WORK TO COMPLETE -
Select lines where the word "tigre" appears.

(Data records)
====

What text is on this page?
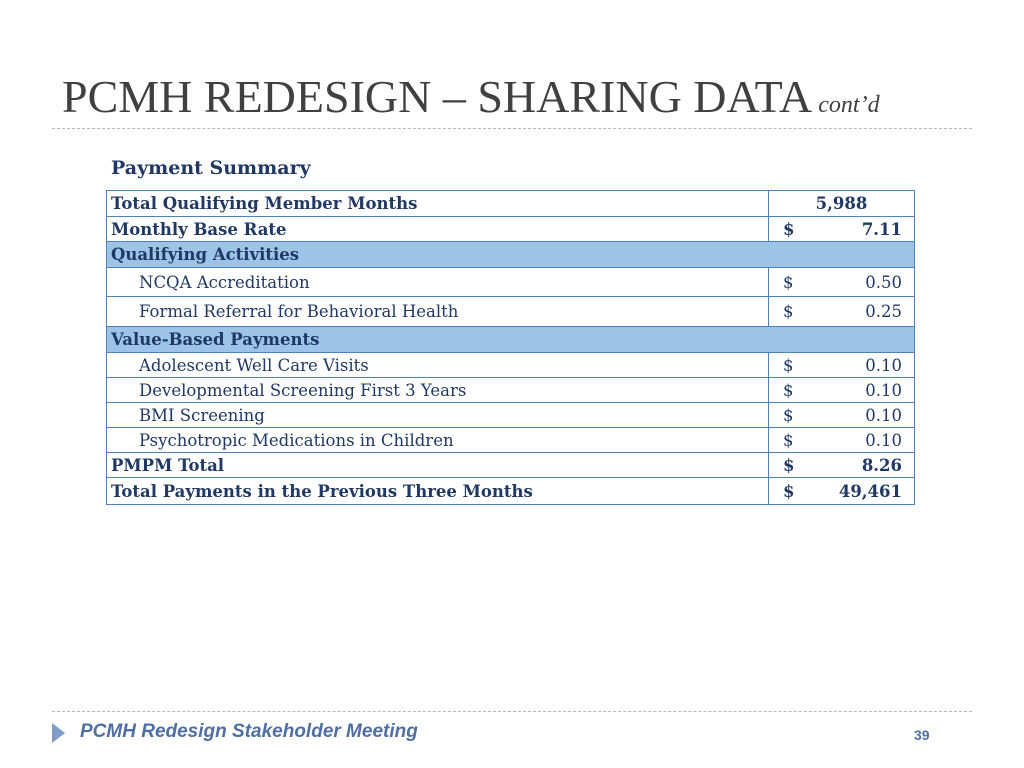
PCMH REDESIGN – SHARING DATA cont’d
Payment Summary
Total Qualifying Member Months	5,988
Monthly Base Rate	$ 7.11

Qualifying Activities	
NCQA Accreditation	$ 0.50

Formal Referral for Behavioral Health	$ 0.25

Value-Based Payments	
Adolescent Well Care Visits	$ 0.10

Developmental Screening First 3 Years	$ 0.10

BMI Screening	$ 0.10

Psychotropic Medications in Children	$ 0.10

PMPM Total	$ 8.26

Total Payments in the Previous Three Months	$ 49,461
PCMH Redesign Stakeholder Meeting	39
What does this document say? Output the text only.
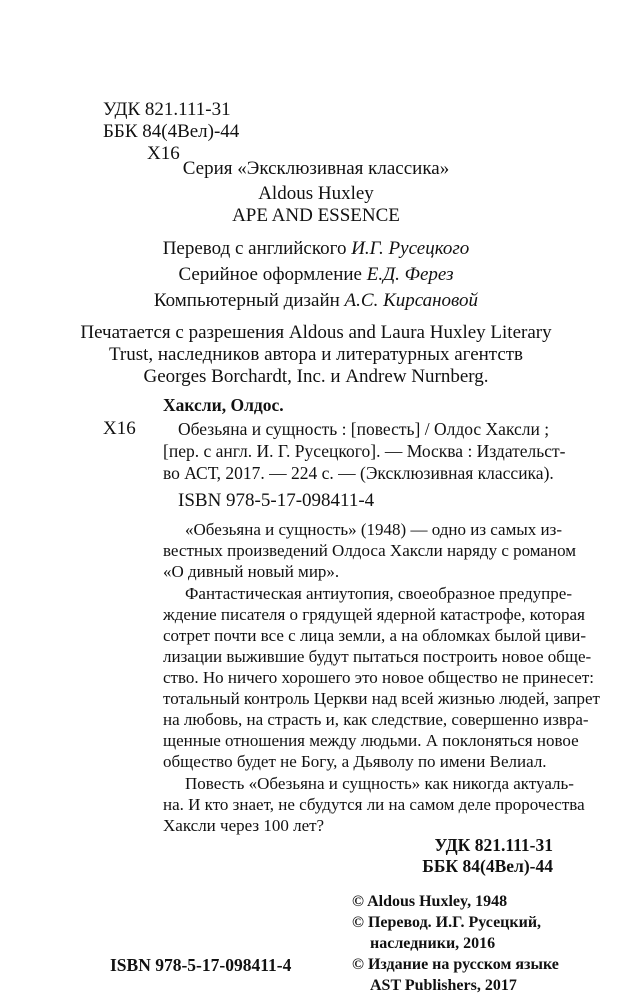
УДК 821.111-31
ББК 84(4Вел)-44
Х16
Серия «Эксклюзивная классика»
Aldous Huxley
APE AND ESSENCE
Перевод с английского И.Г. Русецкого
Серийное оформление Е.Д. Ферез
Компьютерный дизайн А.С. Кирсановой
Печатается с разрешения Aldous and Laura Huxley Literary
Trust, наследников автора и литературных агентств
Georges Borchardt, Inc. и Andrew Nurnberg.
Хаксли, Олдос.
Х16 Обезьяна и сущность : [повесть] / Олдос Хаксли ;
[пер. с англ. И. Г. Русецкого]. — Москва : Издательст-
во АСТ, 2017. — 224 с. — (Эксклюзивная классика).
ISBN 978-5-17-098411-4
«Обезьяна и сущность» (1948) — одно из самых из-
вестных произведений Олдоса Хаксли наряду с романом
«О дивный новый мир».
Фантастическая антиутопия, своеобразное предупре-
ждение писателя о грядущей ядерной катастрофе, которая
сотрет почти все с лица земли, а на обломках былой циви-
лизации выжившие будут пытаться построить новое обще-
ство. Но ничего хорошего это новое общество не принесет:
тотальный контроль Церкви над всей жизнью людей, запрет
на любовь, на страсть и, как следствие, совершенно извра-
щенные отношения между людьми. А поклоняться новое
общество будет не Богу, а Дьяволу по имени Велиал.
Повесть «Обезьяна и сущность» как никогда актуаль-
на. И кто знает, не сбудутся ли на самом деле пророчества
Хаксли через 100 лет?
УДК 821.111-31
ББК 84(4Вел)-44
© Aldous Huxley, 1948
© Перевод. И.Г. Русецкий,
наследники, 2016
© Издание на русском языке
AST Publishers, 2017
ISBN 978-5-17-098411-4
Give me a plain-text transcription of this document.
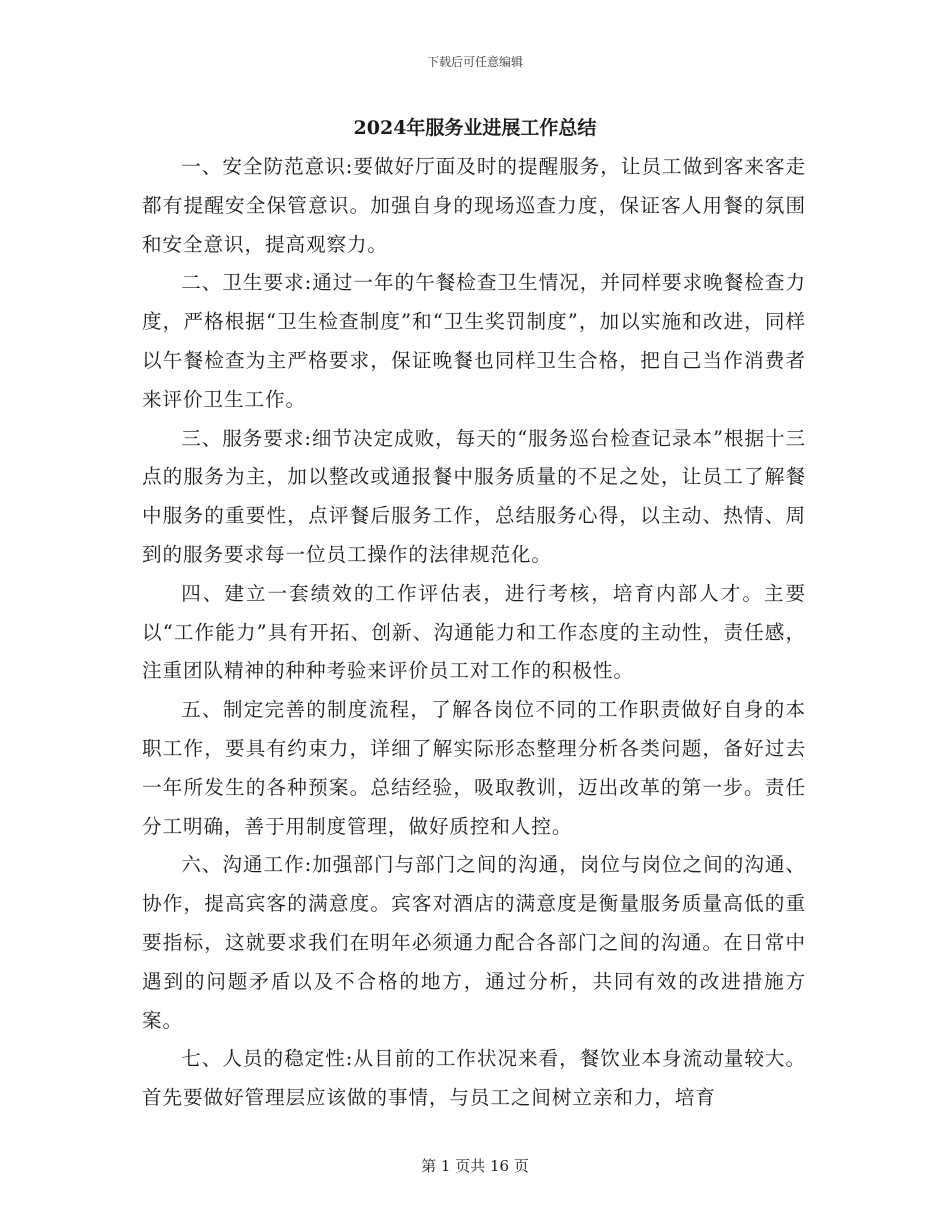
下载后可任意编辑
2024年服务业进展工作总结

一、安全防范意识:要做好厅面及时的提醒服务，让员工做到客来客走都有提醒安全保管意识。加强自身的现场巡查力度，保证客人用餐的氛围和安全意识，提高观察力。

二、卫生要求:通过一年的午餐检查卫生情况，并同样要求晚餐检查力度，严格根据“卫生检查制度”和“卫生奖罚制度”，加以实施和改进，同样以午餐检查为主严格要求，保证晚餐也同样卫生合格，把自己当作消费者来评价卫生工作。

三、服务要求:细节决定成败，每天的“服务巡台检查记录本”根据十三点的服务为主，加以整改或通报餐中服务质量的不足之处，让员工了解餐中服务的重要性，点评餐后服务工作，总结服务心得，以主动、热情、周到的服务要求每一位员工操作的法律规范化。

四、建立一套绩效的工作评估表，进行考核，培育内部人才。主要以“工作能力”具有开拓、创新、沟通能力和工作态度的主动性，责任感，注重团队精神的种种考验来评价员工对工作的积极性。

五、制定完善的制度流程，了解各岗位不同的工作职责做好自身的本职工作，要具有约束力，详细了解实际形态整理分析各类问题，备好过去一年所发生的各种预案。总结经验，吸取教训，迈出改革的第一步。责任分工明确，善于用制度管理，做好质控和人控。

六、沟通工作:加强部门与部门之间的沟通，岗位与岗位之间的沟通、协作，提高宾客的满意度。宾客对酒店的满意度是衡量服务质量高低的重要指标，这就要求我们在明年必须通力配合各部门之间的沟通。在日常中遇到的问题矛盾以及不合格的地方，通过分析，共同有效的改进措施方案。

七、人员的稳定性:从目前的工作状况来看，餐饮业本身流动量较大。首先要做好管理层应该做的事情，与员工之间树立亲和力，培育

第 1 页共 16 页
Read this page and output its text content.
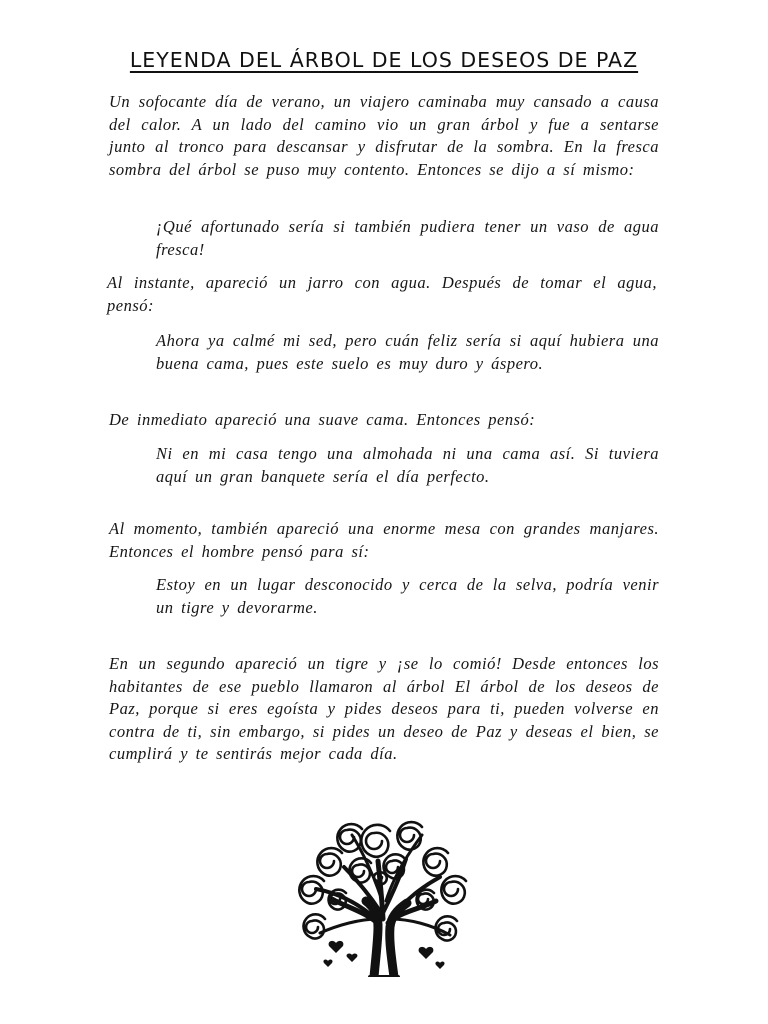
LEYENDA DEL ÁRBOL DE LOS DESEOS DE PAZ

Un sofocante día de verano, un viajero caminaba muy cansado a causa del calor. A un lado del camino vio un gran árbol y fue a sentarse junto al tronco para descansar y disfrutar de la sombra. En la fresca sombra del árbol se puso muy contento. Entonces se dijo a sí mismo:

¡Qué afortunado sería si también pudiera tener un vaso de agua fresca!

Al instante, apareció un jarro con agua. Después de tomar el agua, pensó:

Ahora ya calmé mi sed, pero cuán feliz sería si aquí hubiera una buena cama, pues este suelo es muy duro y áspero.

De inmediato apareció una suave cama. Entonces pensó:

Ni en mi casa tengo una almohada ni una cama así. Si tuviera aquí un gran banquete sería el día perfecto.

Al momento, también apareció una enorme mesa con grandes manjares. Entonces el hombre pensó para sí:

Estoy en un lugar desconocido y cerca de la selva, podría venir un tigre y devorarme.

En un segundo apareció un tigre y ¡se lo comió! Desde entonces los habitantes de ese pueblo llamaron al árbol El árbol de los deseos de Paz, porque si eres egoísta y pides deseos para ti, pueden volverse en contra de ti, sin embargo, si pides un deseo de Paz y deseas el bien, se cumplirá y te sentirás mejor cada día.
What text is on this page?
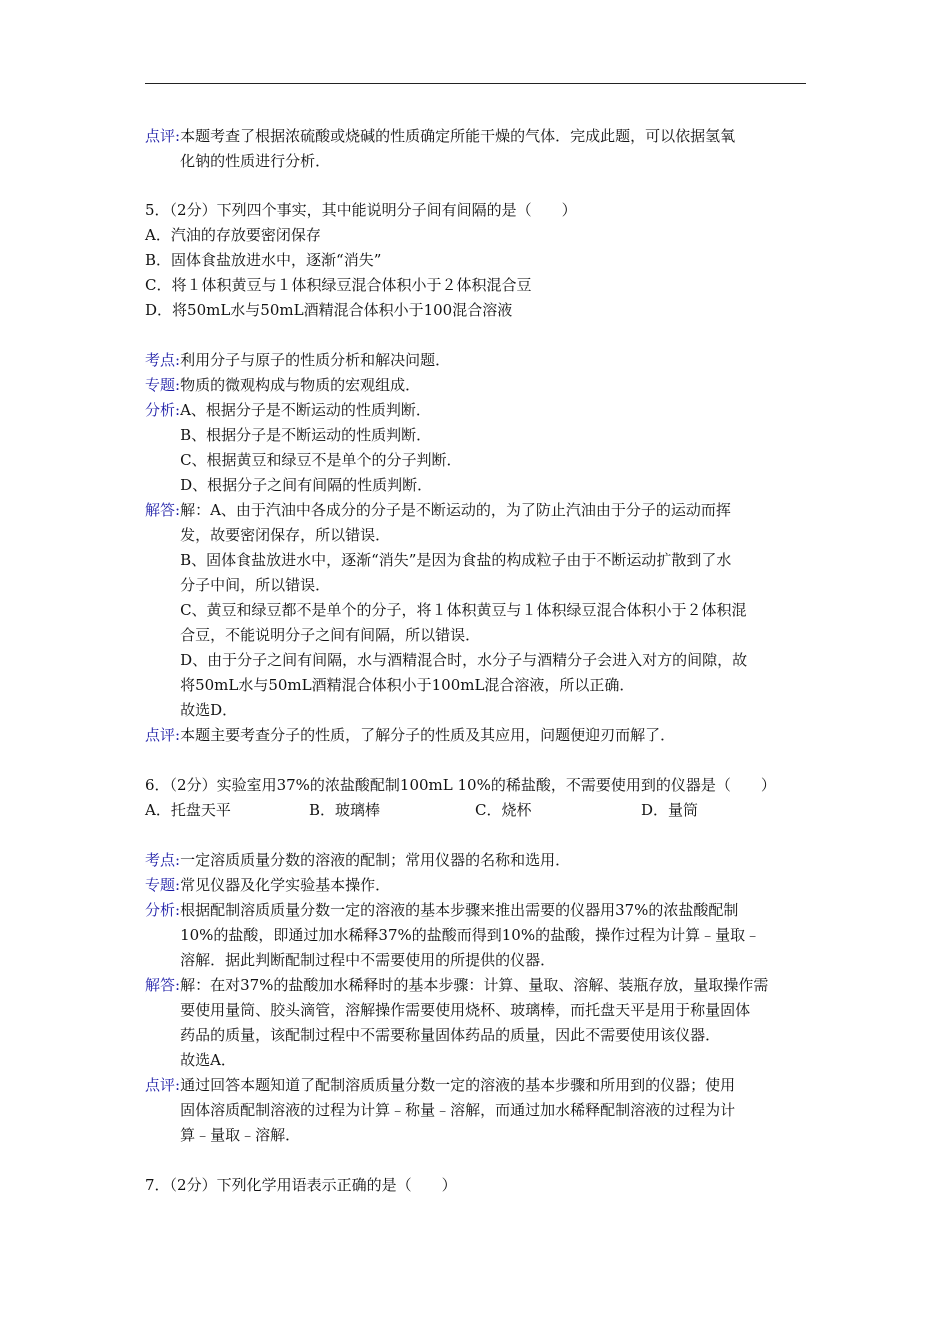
点评: 本题考查了根据浓硫酸或烧碱的性质确定所能干燥的气体．完成此题，可以依据氢氧
化钠的性质进行分析．
5．（2分）下列四个事实，其中能说明分子间有间隔的是（　　）
A．汽油的存放要密闭保存
B．固体食盐放进水中，逐渐“消失”
C．将１体积黄豆与１体积绿豆混合体积小于２体积混合豆
D．将50mL水与50mL酒精混合体积小于100混合溶液
考点: 利用分子与原子的性质分析和解决问题．
专题: 物质的微观构成与物质的宏观组成．
分析: A、根据分子是不断运动的性质判断．
B、根据分子是不断运动的性质判断．
C、根据黄豆和绿豆不是单个的分子判断．
D、根据分子之间有间隔的性质判断．
解答: 解：A、由于汽油中各成分的分子是不断运动的，为了防止汽油由于分子的运动而挥
发，故要密闭保存，所以错误．
B、固体食盐放进水中，逐渐“消失”是因为食盐的构成粒子由于不断运动扩散到了水
分子中间，所以错误．
C、黄豆和绿豆都不是单个的分子，将１体积黄豆与１体积绿豆混合体积小于２体积混
合豆，不能说明分子之间有间隔，所以错误．
D、由于分子之间有间隔，水与酒精混合时，水分子与酒精分子会进入对方的间隙，故
将50mL水与50mL酒精混合体积小于100mL混合溶液，所以正确．
故选D．
点评: 本题主要考查分子的性质，了解分子的性质及其应用，问题便迎刃而解了．
6．（2分）实验室用37%的浓盐酸配制100mL 10%的稀盐酸，不需要使用到的仪器是（　　）
A．托盘天平	B．玻璃棒	C．烧杯	D．量筒
考点: 一定溶质质量分数的溶液的配制；常用仪器的名称和选用．
专题: 常见仪器及化学实验基本操作．
分析: 根据配制溶质质量分数一定的溶液的基本步骤来推出需要的仪器用37%的浓盐酸配制
10%的盐酸，即通过加水稀释37%的盐酸而得到10%的盐酸，操作过程为计算﹣量取﹣
溶解．据此判断配制过程中不需要使用的所提供的仪器．
解答: 解：在对37%的盐酸加水稀释时的基本步骤：计算、量取、溶解、装瓶存放，量取操作需
要使用量筒、胶头滴管，溶解操作需要使用烧杯、玻璃棒，而托盘天平是用于称量固体
药品的质量，该配制过程中不需要称量固体药品的质量，因此不需要使用该仪器．
故选A．
点评: 通过回答本题知道了配制溶质质量分数一定的溶液的基本步骤和所用到的仪器；使用
固体溶质配制溶液的过程为计算﹣称量﹣溶解，而通过加水稀释配制溶液的过程为计
算﹣量取﹣溶解．
7．（2分）下列化学用语表示正确的是（　　）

====

SOLVED PROBLEM -
Estoy en un lugar desconocido y cerca de la selva, podría venir un tigre y devorarme.
En un segundo apareció un tigre y ¡se lo comió! Desde entonces los habitantes de ese pueblo llamaron al árbol El árbol de los deseos de Paz, porque si eres egoísta y pides deseos para ti, pueden volverse en contra de ti, sin embargo, si pides un deseo de Paz y deseas el bien, se cumplirá y te sentirás mejor cada día.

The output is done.